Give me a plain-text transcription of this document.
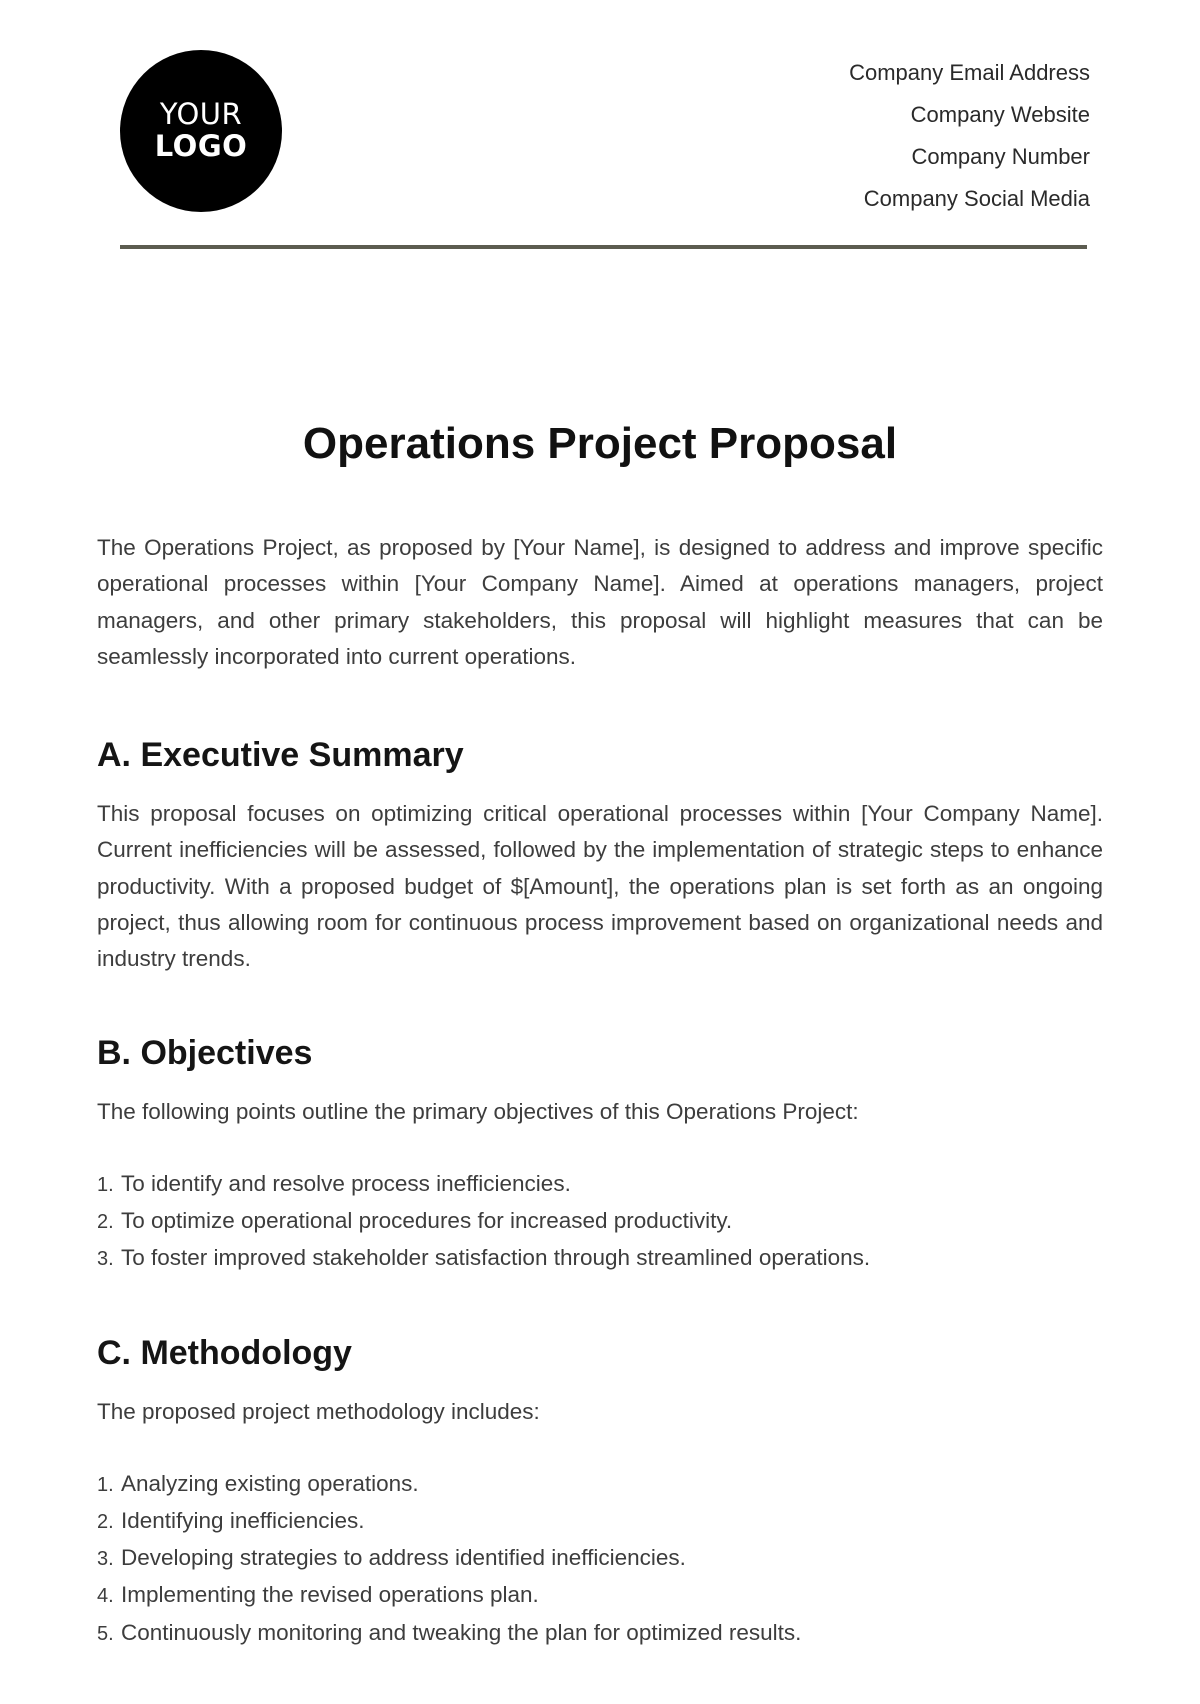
YOUR
LOGO
Company Email Address
Company Website
Company Number
Company Social Media
Operations Project Proposal

The Operations Project, as proposed by [Your Name], is designed to address and improve specific operational processes within [Your Company Name]. Aimed at operations managers, project managers, and other primary stakeholders, this proposal will highlight measures that can be seamlessly incorporated into current operations.

A. Executive Summary

This proposal focuses on optimizing critical operational processes within [Your Company Name]. Current inefficiencies will be assessed, followed by the implementation of strategic steps to enhance productivity. With a proposed budget of $[Amount], the operations plan is set forth as an ongoing project, thus allowing room for continuous process improvement based on organizational needs and industry trends.

B. Objectives

The following points outline the primary objectives of this Operations Project:

1. To identify and resolve process inefficiencies.
2. To optimize operational procedures for increased productivity.
3. To foster improved stakeholder satisfaction through streamlined operations.
C. Methodology

The proposed project methodology includes:

1. Analyzing existing operations.
2. Identifying inefficiencies.
3. Developing strategies to address identified inefficiencies.
4. Implementing the revised operations plan.
5. Continuously monitoring and tweaking the plan for optimized results.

● **EXERCISE**:
Transcribe all entries above exactly. Drop the pictures.

● **WRITTEN SOLUTION**:
Give me a plain-text transcription of this document.
YOUR
LOGO
Company Email Address
Company Website
Company Number
Company Social Media
Operations Project Proposal

The Operations Project, as proposed by [Your Name], is designed to address and improve specific operational processes within [Your Company Name]. Aimed at operations managers, project managers, and other primary stakeholders, this proposal will highlight measures that can be seamlessly incorporated into current operations.

A. Executive Summary

This proposal focuses on optimizing critical operational processes within [Your Company Name]. Current inefficiencies will be assessed, followed by the implementation of strategic steps to enhance productivity. With a proposed budget of $[Amount], the operations plan is set forth as an ongoing project, thus allowing room for continuous process improvement based on organizational needs and industry trends.

B. Objectives

The following points outline the primary objectives of this Operations Project:

1. To identify and resolve process inefficiencies.
2. To optimize operational procedures for increased productivity.
3. To foster improved stakeholder satisfaction through streamlined operations.
C. Methodology

The proposed project methodology includes:

1. Analyzing existing operations.
2. Identifying inefficiencies.
3. Developing strategies to address identified inefficiencies.
4. Implementing the revised operations plan.
5. Continuously monitoring and tweaking the plan for optimized results.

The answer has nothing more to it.